Direction | Below are the records; copy each line in them that holds the word "xanh".

Dataset content |
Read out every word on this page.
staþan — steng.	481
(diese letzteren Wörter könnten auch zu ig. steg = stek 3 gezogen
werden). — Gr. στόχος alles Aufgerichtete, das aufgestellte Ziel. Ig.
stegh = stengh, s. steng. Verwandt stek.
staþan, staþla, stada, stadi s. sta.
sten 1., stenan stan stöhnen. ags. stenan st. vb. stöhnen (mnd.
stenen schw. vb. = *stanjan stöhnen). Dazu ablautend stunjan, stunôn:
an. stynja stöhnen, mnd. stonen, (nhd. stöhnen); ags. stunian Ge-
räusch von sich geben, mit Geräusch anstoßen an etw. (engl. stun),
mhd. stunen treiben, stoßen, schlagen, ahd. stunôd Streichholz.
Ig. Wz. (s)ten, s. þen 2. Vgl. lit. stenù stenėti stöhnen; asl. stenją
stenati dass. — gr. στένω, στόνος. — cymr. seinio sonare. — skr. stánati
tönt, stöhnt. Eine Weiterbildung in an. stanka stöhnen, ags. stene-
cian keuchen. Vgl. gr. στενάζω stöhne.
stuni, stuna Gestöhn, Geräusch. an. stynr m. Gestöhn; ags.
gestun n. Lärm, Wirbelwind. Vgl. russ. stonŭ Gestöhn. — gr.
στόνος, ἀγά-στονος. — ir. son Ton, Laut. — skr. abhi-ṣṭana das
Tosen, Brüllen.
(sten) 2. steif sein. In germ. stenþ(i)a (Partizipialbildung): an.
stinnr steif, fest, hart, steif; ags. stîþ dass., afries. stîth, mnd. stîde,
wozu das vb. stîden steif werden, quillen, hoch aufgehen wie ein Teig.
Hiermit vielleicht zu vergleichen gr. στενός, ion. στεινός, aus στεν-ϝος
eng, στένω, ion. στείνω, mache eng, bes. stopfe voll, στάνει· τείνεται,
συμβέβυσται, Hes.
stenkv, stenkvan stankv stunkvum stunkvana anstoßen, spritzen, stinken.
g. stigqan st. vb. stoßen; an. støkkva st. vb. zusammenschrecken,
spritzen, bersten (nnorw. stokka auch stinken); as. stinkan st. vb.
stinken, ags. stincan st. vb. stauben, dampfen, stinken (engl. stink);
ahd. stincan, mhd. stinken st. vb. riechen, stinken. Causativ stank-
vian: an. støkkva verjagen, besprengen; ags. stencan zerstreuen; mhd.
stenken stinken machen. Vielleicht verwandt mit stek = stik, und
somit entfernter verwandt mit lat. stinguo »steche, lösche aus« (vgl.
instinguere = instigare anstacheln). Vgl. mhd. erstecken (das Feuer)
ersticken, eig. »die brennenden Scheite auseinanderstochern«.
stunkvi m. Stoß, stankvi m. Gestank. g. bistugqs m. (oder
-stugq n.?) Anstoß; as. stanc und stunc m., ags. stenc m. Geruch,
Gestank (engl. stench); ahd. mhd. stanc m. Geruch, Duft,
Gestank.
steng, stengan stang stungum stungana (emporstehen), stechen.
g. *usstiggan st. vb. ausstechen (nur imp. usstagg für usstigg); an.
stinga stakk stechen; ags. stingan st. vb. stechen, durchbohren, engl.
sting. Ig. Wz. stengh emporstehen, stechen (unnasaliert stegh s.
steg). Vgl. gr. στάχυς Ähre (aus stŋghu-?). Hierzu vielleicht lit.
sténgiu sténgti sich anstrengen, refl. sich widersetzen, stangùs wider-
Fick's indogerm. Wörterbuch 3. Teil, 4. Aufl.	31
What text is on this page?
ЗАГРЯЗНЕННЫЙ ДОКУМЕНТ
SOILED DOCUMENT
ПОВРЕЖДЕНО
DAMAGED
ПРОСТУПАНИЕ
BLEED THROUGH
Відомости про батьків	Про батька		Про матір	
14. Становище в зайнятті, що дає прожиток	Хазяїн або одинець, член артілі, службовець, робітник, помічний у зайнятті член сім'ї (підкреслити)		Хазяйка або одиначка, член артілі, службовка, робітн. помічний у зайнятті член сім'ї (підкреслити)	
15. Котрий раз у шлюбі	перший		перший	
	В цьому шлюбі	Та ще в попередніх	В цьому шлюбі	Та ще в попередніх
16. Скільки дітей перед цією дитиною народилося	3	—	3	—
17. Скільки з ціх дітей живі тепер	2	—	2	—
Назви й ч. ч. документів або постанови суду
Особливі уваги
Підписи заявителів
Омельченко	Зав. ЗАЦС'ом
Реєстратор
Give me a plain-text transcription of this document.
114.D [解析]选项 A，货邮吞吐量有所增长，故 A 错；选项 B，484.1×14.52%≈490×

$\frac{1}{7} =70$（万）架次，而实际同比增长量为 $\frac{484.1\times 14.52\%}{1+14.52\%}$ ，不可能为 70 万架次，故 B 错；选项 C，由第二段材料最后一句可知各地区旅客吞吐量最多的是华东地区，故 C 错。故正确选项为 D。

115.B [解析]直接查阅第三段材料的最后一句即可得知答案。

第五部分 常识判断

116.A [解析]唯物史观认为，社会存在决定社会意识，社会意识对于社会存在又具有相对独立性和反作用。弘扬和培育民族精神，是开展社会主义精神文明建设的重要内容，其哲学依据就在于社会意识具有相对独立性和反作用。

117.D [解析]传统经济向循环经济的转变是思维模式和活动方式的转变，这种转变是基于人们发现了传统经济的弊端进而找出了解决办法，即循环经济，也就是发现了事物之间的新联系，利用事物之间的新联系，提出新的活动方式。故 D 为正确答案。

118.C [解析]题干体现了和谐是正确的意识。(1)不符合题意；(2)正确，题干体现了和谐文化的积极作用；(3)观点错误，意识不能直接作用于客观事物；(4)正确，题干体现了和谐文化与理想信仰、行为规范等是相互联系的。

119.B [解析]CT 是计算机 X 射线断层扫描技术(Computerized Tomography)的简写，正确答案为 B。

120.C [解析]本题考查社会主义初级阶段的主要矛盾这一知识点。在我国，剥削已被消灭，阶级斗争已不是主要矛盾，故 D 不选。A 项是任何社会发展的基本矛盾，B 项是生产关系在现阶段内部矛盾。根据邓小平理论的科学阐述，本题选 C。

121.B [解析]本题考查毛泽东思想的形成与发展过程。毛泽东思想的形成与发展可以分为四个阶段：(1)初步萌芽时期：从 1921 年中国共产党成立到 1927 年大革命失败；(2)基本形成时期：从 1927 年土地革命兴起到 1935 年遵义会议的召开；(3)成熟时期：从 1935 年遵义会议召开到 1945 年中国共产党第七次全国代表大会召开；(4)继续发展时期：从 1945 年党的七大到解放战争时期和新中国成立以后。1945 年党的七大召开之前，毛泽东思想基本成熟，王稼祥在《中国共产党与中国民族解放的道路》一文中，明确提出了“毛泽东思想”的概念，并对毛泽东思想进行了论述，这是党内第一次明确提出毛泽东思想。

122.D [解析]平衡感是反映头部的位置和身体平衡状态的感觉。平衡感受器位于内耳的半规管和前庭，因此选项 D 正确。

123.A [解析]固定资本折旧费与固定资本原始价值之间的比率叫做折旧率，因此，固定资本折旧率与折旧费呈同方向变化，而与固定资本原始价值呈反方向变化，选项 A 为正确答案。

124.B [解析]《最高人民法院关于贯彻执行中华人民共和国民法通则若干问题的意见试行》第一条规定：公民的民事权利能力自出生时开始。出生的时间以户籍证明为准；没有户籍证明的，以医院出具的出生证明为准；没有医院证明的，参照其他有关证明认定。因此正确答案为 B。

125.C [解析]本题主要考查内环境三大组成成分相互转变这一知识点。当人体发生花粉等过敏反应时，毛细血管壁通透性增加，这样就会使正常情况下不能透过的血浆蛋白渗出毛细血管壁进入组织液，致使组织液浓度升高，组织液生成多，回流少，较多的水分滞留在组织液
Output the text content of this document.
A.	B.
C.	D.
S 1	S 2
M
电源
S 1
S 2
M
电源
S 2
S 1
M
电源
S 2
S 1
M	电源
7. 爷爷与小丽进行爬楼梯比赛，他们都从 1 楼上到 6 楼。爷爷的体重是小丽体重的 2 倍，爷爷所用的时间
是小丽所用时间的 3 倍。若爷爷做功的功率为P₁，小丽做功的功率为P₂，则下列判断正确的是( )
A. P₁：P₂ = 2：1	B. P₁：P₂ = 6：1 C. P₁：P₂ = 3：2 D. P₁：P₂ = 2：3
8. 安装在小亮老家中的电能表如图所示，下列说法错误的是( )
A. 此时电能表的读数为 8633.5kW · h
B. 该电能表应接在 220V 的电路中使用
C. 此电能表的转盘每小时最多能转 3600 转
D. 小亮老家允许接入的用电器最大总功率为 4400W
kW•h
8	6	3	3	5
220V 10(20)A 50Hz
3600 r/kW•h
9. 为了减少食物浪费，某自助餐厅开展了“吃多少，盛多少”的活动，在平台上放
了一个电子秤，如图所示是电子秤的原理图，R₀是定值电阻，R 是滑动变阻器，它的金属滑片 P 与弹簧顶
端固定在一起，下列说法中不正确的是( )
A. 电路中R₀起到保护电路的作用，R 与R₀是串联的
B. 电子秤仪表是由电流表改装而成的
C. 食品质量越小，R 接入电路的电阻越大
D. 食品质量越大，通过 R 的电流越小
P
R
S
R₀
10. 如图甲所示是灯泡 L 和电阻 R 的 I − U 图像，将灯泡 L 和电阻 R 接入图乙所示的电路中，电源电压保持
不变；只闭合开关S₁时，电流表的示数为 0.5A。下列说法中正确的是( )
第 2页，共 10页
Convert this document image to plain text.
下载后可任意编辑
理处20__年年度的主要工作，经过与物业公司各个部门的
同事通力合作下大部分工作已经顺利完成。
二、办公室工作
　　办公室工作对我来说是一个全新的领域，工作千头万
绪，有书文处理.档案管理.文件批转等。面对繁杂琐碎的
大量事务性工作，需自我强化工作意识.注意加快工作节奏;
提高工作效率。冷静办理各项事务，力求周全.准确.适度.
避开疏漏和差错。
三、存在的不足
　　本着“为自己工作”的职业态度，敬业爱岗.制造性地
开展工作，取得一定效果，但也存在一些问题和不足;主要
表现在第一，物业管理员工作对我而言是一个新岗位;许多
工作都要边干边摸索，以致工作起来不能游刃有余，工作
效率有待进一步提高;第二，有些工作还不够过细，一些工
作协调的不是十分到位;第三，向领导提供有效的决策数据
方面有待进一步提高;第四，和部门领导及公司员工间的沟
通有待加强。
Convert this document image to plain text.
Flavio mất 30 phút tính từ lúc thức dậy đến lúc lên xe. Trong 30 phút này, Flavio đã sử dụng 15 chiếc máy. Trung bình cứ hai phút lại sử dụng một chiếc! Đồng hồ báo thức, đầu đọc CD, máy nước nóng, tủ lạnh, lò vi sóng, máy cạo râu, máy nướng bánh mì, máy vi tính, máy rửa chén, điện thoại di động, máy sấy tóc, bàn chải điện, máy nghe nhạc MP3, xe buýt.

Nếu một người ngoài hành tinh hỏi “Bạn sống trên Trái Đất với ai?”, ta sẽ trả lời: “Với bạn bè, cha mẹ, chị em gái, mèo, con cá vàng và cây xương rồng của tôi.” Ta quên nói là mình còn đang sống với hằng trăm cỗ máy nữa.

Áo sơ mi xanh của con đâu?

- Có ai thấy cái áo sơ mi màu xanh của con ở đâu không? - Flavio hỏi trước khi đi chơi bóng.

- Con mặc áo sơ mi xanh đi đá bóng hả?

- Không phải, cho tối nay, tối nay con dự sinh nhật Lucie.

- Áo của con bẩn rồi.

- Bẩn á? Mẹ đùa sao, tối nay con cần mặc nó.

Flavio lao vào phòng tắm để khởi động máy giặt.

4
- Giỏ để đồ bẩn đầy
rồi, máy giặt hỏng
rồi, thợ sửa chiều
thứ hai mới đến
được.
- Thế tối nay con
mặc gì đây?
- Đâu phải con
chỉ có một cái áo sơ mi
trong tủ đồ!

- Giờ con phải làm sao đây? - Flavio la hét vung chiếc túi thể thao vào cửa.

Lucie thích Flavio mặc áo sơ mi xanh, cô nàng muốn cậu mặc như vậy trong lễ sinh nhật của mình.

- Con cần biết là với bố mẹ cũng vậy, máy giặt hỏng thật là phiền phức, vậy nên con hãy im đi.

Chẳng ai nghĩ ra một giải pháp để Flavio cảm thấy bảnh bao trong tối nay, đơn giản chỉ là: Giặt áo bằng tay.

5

Solution below |
Áo sơ mi xanh của con đâu?
- Có ai thấy cái áo sơ mi màu xanh của con ở đâu không? - Flavio hỏi trước khi đi chơi bóng.
- Con mặc áo sơ mi xanh đi đá bóng hả?
Lucie thích Flavio mặc áo sơ mi xanh, cô nàng muốn cậu mặc như vậy trong lễ sinh nhật của mình.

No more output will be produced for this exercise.